- [PROBLEM REQUIREMENTS]:
Could you give the data below again, exactly and completely?

- [Data entries]:
= = = =

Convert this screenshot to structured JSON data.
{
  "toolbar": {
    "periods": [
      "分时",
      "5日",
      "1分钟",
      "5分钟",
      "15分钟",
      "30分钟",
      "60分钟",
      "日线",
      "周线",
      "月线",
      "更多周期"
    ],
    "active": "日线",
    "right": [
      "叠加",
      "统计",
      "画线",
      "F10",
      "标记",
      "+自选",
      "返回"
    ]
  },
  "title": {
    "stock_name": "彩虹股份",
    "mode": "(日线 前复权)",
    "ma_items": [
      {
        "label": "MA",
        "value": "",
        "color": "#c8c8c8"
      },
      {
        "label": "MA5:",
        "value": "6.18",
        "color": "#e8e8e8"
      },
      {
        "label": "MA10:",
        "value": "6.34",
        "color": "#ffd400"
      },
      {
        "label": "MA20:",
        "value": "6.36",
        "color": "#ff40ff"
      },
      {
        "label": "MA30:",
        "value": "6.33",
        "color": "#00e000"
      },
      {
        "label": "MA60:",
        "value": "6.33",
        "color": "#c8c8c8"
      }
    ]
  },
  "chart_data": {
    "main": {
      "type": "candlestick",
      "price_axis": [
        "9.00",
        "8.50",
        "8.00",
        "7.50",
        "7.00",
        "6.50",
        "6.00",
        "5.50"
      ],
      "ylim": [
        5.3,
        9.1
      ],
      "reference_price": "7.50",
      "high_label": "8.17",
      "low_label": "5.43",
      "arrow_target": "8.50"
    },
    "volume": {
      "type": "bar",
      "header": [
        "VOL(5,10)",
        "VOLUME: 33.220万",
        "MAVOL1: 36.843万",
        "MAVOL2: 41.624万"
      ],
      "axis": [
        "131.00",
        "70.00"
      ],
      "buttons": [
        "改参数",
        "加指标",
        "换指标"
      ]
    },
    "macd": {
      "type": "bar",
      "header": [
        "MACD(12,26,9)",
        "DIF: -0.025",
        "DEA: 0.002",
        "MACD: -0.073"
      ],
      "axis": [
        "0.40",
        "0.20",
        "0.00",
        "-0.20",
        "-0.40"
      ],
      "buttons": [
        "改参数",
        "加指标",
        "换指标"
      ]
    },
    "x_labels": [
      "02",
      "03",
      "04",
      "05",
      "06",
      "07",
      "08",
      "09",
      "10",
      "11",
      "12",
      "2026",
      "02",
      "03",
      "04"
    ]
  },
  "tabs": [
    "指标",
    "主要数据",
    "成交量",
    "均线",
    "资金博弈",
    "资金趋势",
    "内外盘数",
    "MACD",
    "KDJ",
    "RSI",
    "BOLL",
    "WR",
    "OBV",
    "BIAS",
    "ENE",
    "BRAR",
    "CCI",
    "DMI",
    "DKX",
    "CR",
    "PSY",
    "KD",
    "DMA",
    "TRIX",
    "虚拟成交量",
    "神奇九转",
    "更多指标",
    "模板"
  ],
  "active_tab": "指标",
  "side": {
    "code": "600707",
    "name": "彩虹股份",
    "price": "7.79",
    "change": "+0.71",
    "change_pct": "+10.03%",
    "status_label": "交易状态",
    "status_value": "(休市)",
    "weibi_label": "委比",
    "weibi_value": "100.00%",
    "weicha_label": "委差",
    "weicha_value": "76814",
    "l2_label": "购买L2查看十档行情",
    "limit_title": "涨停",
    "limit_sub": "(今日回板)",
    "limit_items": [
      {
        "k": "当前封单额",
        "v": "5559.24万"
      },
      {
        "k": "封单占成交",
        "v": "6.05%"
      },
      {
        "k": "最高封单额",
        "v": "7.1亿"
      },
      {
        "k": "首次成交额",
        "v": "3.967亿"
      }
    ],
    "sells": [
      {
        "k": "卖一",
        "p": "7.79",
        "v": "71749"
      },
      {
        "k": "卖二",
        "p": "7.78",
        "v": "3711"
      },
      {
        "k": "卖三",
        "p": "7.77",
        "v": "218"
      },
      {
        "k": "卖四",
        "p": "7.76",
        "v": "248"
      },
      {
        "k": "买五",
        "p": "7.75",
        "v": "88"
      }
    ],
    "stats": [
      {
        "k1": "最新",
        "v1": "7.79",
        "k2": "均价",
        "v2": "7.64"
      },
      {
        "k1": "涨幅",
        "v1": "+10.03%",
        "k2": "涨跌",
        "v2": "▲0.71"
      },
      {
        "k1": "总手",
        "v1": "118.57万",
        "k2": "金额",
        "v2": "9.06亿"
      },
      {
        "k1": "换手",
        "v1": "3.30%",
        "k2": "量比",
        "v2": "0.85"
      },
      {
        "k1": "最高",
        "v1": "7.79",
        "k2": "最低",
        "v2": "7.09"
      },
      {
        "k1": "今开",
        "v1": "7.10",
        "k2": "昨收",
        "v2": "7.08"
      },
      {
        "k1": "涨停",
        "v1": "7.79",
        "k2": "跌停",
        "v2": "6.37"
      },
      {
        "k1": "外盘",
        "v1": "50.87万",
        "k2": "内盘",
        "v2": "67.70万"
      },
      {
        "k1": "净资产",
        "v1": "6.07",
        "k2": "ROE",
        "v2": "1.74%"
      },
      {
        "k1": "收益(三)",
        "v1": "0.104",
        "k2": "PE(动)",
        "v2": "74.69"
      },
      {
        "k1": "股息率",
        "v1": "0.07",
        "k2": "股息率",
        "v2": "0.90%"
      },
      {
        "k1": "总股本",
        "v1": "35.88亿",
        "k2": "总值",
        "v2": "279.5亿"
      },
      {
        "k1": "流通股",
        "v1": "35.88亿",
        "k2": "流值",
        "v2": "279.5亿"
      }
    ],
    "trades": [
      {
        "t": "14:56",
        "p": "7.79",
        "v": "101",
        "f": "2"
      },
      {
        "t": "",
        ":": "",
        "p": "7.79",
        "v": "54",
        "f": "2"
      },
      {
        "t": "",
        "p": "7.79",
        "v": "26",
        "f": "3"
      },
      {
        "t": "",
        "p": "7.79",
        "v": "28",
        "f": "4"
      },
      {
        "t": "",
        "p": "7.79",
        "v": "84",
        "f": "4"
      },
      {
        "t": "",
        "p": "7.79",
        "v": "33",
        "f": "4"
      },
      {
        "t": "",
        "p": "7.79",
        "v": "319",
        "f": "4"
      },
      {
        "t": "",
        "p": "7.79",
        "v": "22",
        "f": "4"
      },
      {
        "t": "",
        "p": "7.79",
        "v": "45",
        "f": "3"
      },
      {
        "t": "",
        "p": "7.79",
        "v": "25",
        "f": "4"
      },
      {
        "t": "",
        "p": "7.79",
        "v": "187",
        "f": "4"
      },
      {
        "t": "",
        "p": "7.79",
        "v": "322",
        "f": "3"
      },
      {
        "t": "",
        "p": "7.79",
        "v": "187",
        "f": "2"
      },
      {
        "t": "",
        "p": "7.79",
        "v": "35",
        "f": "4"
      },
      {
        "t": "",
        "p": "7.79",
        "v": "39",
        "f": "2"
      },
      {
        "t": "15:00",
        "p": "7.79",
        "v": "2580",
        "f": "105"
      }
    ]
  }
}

= = = =

- [ANSWER]:
Convert this screenshot to structured JSON data.
{
  "toolbar": {
    "periods": [
      "分时",
      "5日",
      "1分钟",
      "5分钟",
      "15分钟",
      "30分钟",
      "60分钟",
      "日线",
      "周线",
      "月线",
      "更多周期"
    ],
    "active": "日线",
    "right": [
      "叠加",
      "统计",
      "画线",
      "F10",
      "标记",
      "+自选",
      "返回"
    ]
  },
  "title": {
    "stock_name": "彩虹股份",
    "mode": "(日线 前复权)",
    "ma_items": [
      {
        "label": "MA",
        "value": "",
        "color": "#c8c8c8"
      },
      {
        "label": "MA5:",
        "value": "6.18",
        "color": "#e8e8e8"
      },
      {
        "label": "MA10:",
        "value": "6.34",
        "color": "#ffd400"
      },
      {
        "label": "MA20:",
        "value": "6.36",
        "color": "#ff40ff"
      },
      {
        "label": "MA30:",
        "value": "6.33",
        "color": "#00e000"
      },
      {
        "label": "MA60:",
        "value": "6.33",
        "color": "#c8c8c8"
      }
    ]
  },
  "chart_data": {
    "main": {
      "type": "candlestick",
      "price_axis": [
        "9.00",
        "8.50",
        "8.00",
        "7.50",
        "7.00",
        "6.50",
        "6.00",
        "5.50"
      ],
      "ylim": [
        5.3,
        9.1
      ],
      "reference_price": "7.50",
      "high_label": "8.17",
      "low_label": "5.43",
      "arrow_target": "8.50"
    },
    "volume": {
      "type": "bar",
      "header": [
        "VOL(5,10)",
        "VOLUME: 33.220万",
        "MAVOL1: 36.843万",
        "MAVOL2: 41.624万"
      ],
      "axis": [
        "131.00",
        "70.00"
      ],
      "buttons": [
        "改参数",
        "加指标",
        "换指标"
      ]
    },
    "macd": {
      "type": "bar",
      "header": [
        "MACD(12,26,9)",
        "DIF: -0.025",
        "DEA: 0.002",
        "MACD: -0.073"
      ],
      "axis": [
        "0.40",
        "0.20",
        "0.00",
        "-0.20",
        "-0.40"
      ],
      "buttons": [
        "改参数",
        "加指标",
        "换指标"
      ]
    },
    "x_labels": [
      "02",
      "03",
      "04",
      "05",
      "06",
      "07",
      "08",
      "09",
      "10",
      "11",
      "12",
      "2026",
      "02",
      "03",
      "04"
    ]
  },
  "tabs": [
    "指标",
    "主要数据",
    "成交量",
    "均线",
    "资金博弈",
    "资金趋势",
    "内外盘数",
    "MACD",
    "KDJ",
    "RSI",
    "BOLL",
    "WR",
    "OBV",
    "BIAS",
    "ENE",
    "BRAR",
    "CCI",
    "DMI",
    "DKX",
    "CR",
    "PSY",
    "KD",
    "DMA",
    "TRIX",
    "虚拟成交量",
    "神奇九转",
    "更多指标",
    "模板"
  ],
  "active_tab": "指标",
  "side": {
    "code": "600707",
    "name": "彩虹股份",
    "price": "7.79",
    "change": "+0.71",
    "change_pct": "+10.03%",
    "status_label": "交易状态",
    "status_value": "(休市)",
    "weibi_label": "委比",
    "weibi_value": "100.00%",
    "weicha_label": "委差",
    "weicha_value": "76814",
    "l2_label": "购买L2查看十档行情",
    "limit_title": "涨停",
    "limit_sub": "(今日回板)",
    "limit_items": [
      {
        "k": "当前封单额",
        "v": "5559.24万"
      },
      {
        "k": "封单占成交",
        "v": "6.05%"
      },
      {
        "k": "最高封单额",
        "v": "7.1亿"
      },
      {
        "k": "首次成交额",
        "v": "3.967亿"
      }
    ],
    "sells": [
      {
        "k": "卖一",
        "p": "7.79",
        "v": "71749"
      },
      {
        "k": "卖二",
        "p": "7.78",
        "v": "3711"
      },
      {
        "k": "卖三",
        "p": "7.77",
        "v": "218"
      },
      {
        "k": "卖四",
        "p": "7.76",
        "v": "248"
      },
      {
        "k": "买五",
        "p": "7.75",
        "v": "88"
      }
    ],
    "stats": [
      {
        "k1": "最新",
        "v1": "7.79",
        "k2": "均价",
        "v2": "7.64"
      },
      {
        "k1": "涨幅",
        "v1": "+10.03%",
        "k2": "涨跌",
        "v2": "▲0.71"
      },
      {
        "k1": "总手",
        "v1": "118.57万",
        "k2": "金额",
        "v2": "9.06亿"
      },
      {
        "k1": "换手",
        "v1": "3.30%",
        "k2": "量比",
        "v2": "0.85"
      },
      {
        "k1": "最高",
        "v1": "7.79",
        "k2": "最低",
        "v2": "7.09"
      },
      {
        "k1": "今开",
        "v1": "7.10",
        "k2": "昨收",
        "v2": "7.08"
      },
      {
        "k1": "涨停",
        "v1": "7.79",
        "k2": "跌停",
        "v2": "6.37"
      },
      {
        "k1": "外盘",
        "v1": "50.87万",
        "k2": "内盘",
        "v2": "67.70万"
      },
      {
        "k1": "净资产",
        "v1": "6.07",
        "k2": "ROE",
        "v2": "1.74%"
      },
      {
        "k1": "收益(三)",
        "v1": "0.104",
        "k2": "PE(动)",
        "v2": "74.69"
      },
      {
        "k1": "股息率",
        "v1": "0.07",
        "k2": "股息率",
        "v2": "0.90%"
      },
      {
        "k1": "总股本",
        "v1": "35.88亿",
        "k2": "总值",
        "v2": "279.5亿"
      },
      {
        "k1": "流通股",
        "v1": "35.88亿",
        "k2": "流值",
        "v2": "279.5亿"
      }
    ],
    "trades": [
      {
        "t": "14:56",
        "p": "7.79",
        "v": "101",
        "f": "2"
      },
      {
        "t": "",
        ":": "",
        "p": "7.79",
        "v": "54",
        "f": "2"
      },
      {
        "t": "",
        "p": "7.79",
        "v": "26",
        "f": "3"
      },
      {
        "t": "",
        "p": "7.79",
        "v": "28",
        "f": "4"
      },
      {
        "t": "",
        "p": "7.79",
        "v": "84",
        "f": "4"
      },
      {
        "t": "",
        "p": "7.79",
        "v": "33",
        "f": "4"
      },
      {
        "t": "",
        "p": "7.79",
        "v": "319",
        "f": "4"
      },
      {
        "t": "",
        "p": "7.79",
        "v": "22",
        "f": "4"
      },
      {
        "t": "",
        "p": "7.79",
        "v": "45",
        "f": "3"
      },
      {
        "t": "",
        "p": "7.79",
        "v": "25",
        "f": "4"
      },
      {
        "t": "",
        "p": "7.79",
        "v": "187",
        "f": "4"
      },
      {
        "t": "",
        "p": "7.79",
        "v": "322",
        "f": "3"
      },
      {
        "t": "",
        "p": "7.79",
        "v": "187",
        "f": "2"
      },
      {
        "t": "",
        "p": "7.79",
        "v": "35",
        "f": "4"
      },
      {
        "t": "",
        "p": "7.79",
        "v": "39",
        "f": "2"
      },
      {
        "t": "15:00",
        "p": "7.79",
        "v": "2580",
        "f": "105"
      }
    ]
  }
}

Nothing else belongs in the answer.